=== STATED TASK ===
Check every line in the records below for the word "HYUNG" and report how many have it, nothing more.

>> start

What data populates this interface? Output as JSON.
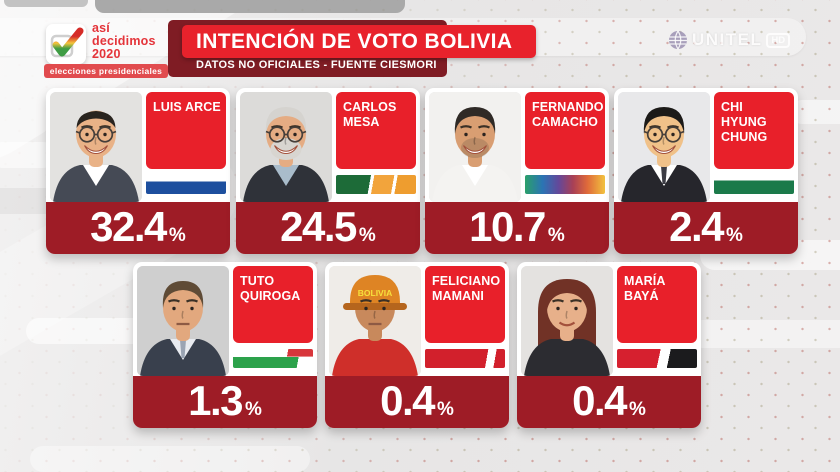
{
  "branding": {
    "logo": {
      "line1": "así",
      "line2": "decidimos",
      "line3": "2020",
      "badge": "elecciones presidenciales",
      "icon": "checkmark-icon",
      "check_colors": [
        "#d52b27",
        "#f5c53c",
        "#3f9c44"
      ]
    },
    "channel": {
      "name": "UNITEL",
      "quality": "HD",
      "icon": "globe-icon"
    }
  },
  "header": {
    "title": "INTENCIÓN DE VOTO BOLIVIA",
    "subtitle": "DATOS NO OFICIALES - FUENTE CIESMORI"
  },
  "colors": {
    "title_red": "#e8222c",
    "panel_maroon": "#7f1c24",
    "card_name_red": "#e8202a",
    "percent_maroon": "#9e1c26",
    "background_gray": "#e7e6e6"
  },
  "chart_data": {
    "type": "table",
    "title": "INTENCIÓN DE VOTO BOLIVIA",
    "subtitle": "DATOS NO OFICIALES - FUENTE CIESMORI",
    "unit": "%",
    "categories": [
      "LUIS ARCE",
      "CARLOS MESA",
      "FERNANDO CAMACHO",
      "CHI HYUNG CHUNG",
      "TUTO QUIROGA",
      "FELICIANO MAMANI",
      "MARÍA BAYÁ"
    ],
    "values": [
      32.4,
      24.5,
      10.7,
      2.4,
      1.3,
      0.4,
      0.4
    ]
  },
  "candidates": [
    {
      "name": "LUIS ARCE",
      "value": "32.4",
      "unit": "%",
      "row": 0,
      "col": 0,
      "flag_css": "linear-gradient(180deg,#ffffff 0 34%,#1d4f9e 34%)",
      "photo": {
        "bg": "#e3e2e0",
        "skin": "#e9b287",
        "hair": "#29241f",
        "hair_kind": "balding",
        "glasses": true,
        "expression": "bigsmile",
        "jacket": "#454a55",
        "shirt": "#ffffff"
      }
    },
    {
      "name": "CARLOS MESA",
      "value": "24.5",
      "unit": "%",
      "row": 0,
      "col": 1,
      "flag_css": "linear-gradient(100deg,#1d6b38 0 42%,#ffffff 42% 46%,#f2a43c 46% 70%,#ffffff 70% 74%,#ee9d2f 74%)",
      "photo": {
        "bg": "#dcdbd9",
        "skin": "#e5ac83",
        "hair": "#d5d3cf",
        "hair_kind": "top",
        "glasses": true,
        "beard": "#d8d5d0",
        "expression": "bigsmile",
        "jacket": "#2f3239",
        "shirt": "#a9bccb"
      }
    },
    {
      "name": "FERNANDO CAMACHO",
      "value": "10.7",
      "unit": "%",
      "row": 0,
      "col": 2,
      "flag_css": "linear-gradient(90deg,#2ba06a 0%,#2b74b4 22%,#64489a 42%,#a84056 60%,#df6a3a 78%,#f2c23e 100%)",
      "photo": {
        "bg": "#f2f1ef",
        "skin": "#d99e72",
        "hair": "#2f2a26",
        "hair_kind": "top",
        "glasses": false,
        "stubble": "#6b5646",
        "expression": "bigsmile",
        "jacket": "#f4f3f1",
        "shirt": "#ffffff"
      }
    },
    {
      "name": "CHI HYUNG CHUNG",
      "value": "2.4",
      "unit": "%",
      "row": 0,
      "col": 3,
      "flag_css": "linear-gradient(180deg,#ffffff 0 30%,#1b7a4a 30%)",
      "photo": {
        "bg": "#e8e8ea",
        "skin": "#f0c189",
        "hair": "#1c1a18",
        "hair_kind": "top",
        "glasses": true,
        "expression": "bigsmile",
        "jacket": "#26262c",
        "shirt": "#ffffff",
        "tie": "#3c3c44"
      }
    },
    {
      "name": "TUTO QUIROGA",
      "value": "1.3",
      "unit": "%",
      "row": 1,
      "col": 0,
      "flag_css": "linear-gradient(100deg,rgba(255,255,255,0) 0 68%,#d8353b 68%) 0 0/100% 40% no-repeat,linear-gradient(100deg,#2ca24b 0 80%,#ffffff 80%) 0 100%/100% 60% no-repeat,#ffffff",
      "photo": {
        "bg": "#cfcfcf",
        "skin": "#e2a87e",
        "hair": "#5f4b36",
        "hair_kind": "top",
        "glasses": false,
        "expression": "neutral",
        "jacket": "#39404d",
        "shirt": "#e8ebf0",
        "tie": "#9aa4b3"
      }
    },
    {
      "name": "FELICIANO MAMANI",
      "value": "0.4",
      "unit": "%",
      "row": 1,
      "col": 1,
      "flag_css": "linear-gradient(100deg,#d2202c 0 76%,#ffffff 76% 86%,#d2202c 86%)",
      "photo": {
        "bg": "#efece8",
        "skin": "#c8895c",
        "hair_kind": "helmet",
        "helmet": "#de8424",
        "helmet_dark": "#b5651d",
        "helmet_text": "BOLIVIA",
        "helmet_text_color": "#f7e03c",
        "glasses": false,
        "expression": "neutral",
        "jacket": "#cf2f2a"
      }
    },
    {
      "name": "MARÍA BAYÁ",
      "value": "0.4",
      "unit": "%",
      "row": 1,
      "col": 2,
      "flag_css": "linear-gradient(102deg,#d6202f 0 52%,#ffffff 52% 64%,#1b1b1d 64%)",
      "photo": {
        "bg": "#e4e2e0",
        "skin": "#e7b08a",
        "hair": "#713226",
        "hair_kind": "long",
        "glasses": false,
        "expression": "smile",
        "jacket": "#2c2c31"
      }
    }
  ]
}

>> end

=== OUTPUT FOR THIS TASK ===
2